**What the exercise asks**
Give every line back verbatim, dropping all images.

(Source data)
[START]

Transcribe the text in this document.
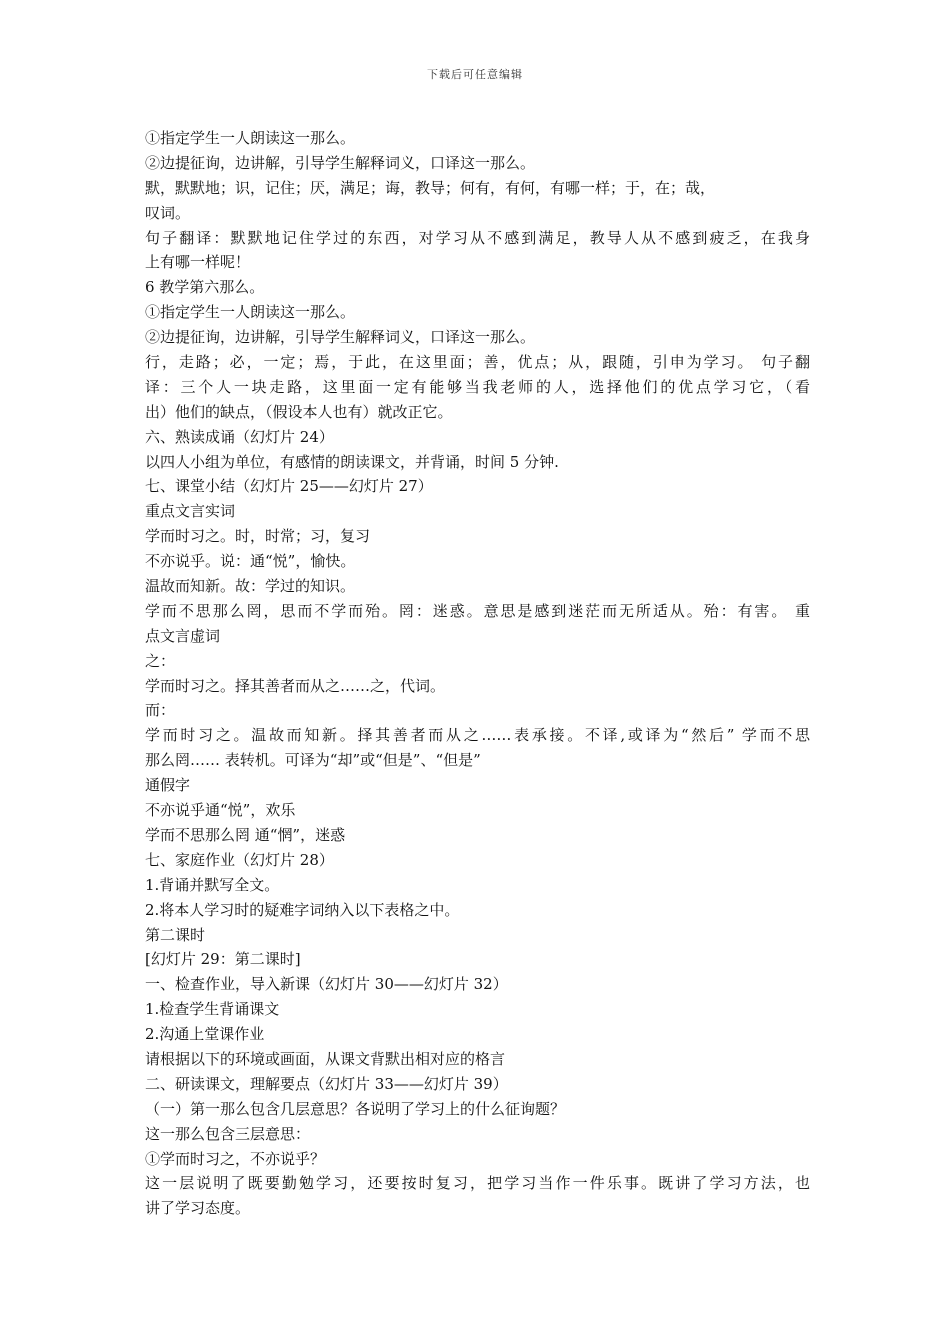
下载后可任意编辑
①指定学生一人朗读这一那么。
②边提征询，边讲解，引导学生解释词义，口译这一那么。
默，默默地；识，记住；厌，满足；诲，教导；何有，有何，有哪一样；于，在；哉，
叹词。
句子翻译：默默地记住学过的东西，对学习从不感到满足，教导人从不感到疲乏，在我身
上有哪一样呢！
6 教学第六那么。
①指定学生一人朗读这一那么。
②边提征询，边讲解，引导学生解释词义，口译这一那么。
行，走路；必，一定；焉，于此，在这里面；善，优点；从，跟随，引申为学习。 句子翻
译：三个人一块走路，这里面一定有能够当我老师的人，选择他们的优点学习它，（看
出）他们的缺点，（假设本人也有）就改正它。
六、熟读成诵（幻灯片 24）
以四人小组为单位，有感情的朗读课文，并背诵，时间 5 分钟.
七、课堂小结（幻灯片 25——幻灯片 27）
重点文言实词
学而时习之。时，时常；习，复习
不亦说乎。说：通“悦”，愉快。
温故而知新。故：学过的知识。
学而不思那么罔，思而不学而殆。罔：迷惑。意思是感到迷茫而无所适从。殆：有害。 重
点文言虚词
之：
学而时习之。择其善者而从之……之，代词。
而：
学而时习之。温故而知新。择其善者而从之……表承接。不译,或译为“然后” 学而不思
那么罔…… 表转机。可译为“却”或“但是”、“但是”
通假字
不亦说乎通“悦”，欢乐
学而不思那么罔 通“惘”，迷惑
七、家庭作业（幻灯片 28）
1.背诵并默写全文。
2.将本人学习时的疑难字词纳入以下表格之中。
第二课时
[幻灯片 29：第二课时]
一、检查作业，导入新课（幻灯片 30——幻灯片 32）
1.检查学生背诵课文
2.沟通上堂课作业
请根据以下的环境或画面，从课文背默出相对应的格言
二、研读课文，理解要点（幻灯片 33——幻灯片 39）
（一）第一那么包含几层意思？各说明了学习上的什么征询题？
这一那么包含三层意思：
①学而时习之，不亦说乎？
这一层说明了既要勤勉学习，还要按时复习，把学习当作一件乐事。既讲了学习方法，也
讲了学习态度。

[END]

**Full answer**
Transcribe the text in this document.
下载后可任意编辑
①指定学生一人朗读这一那么。
②边提征询，边讲解，引导学生解释词义，口译这一那么。
默，默默地；识，记住；厌，满足；诲，教导；何有，有何，有哪一样；于，在；哉，
叹词。
句子翻译：默默地记住学过的东西，对学习从不感到满足，教导人从不感到疲乏，在我身
上有哪一样呢！
6 教学第六那么。
①指定学生一人朗读这一那么。
②边提征询，边讲解，引导学生解释词义，口译这一那么。
行，走路；必，一定；焉，于此，在这里面；善，优点；从，跟随，引申为学习。 句子翻
译：三个人一块走路，这里面一定有能够当我老师的人，选择他们的优点学习它，（看
出）他们的缺点，（假设本人也有）就改正它。
六、熟读成诵（幻灯片 24）
以四人小组为单位，有感情的朗读课文，并背诵，时间 5 分钟.
七、课堂小结（幻灯片 25——幻灯片 27）
重点文言实词
学而时习之。时，时常；习，复习
不亦说乎。说：通“悦”，愉快。
温故而知新。故：学过的知识。
学而不思那么罔，思而不学而殆。罔：迷惑。意思是感到迷茫而无所适从。殆：有害。 重
点文言虚词
之：
学而时习之。择其善者而从之……之，代词。
而：
学而时习之。温故而知新。择其善者而从之……表承接。不译,或译为“然后” 学而不思
那么罔…… 表转机。可译为“却”或“但是”、“但是”
通假字
不亦说乎通“悦”，欢乐
学而不思那么罔 通“惘”，迷惑
七、家庭作业（幻灯片 28）
1.背诵并默写全文。
2.将本人学习时的疑难字词纳入以下表格之中。
第二课时
[幻灯片 29：第二课时]
一、检查作业，导入新课（幻灯片 30——幻灯片 32）
1.检查学生背诵课文
2.沟通上堂课作业
请根据以下的环境或画面，从课文背默出相对应的格言
二、研读课文，理解要点（幻灯片 33——幻灯片 39）
（一）第一那么包含几层意思？各说明了学习上的什么征询题？
这一那么包含三层意思：
①学而时习之，不亦说乎？
这一层说明了既要勤勉学习，还要按时复习，把学习当作一件乐事。既讲了学习方法，也
讲了学习态度。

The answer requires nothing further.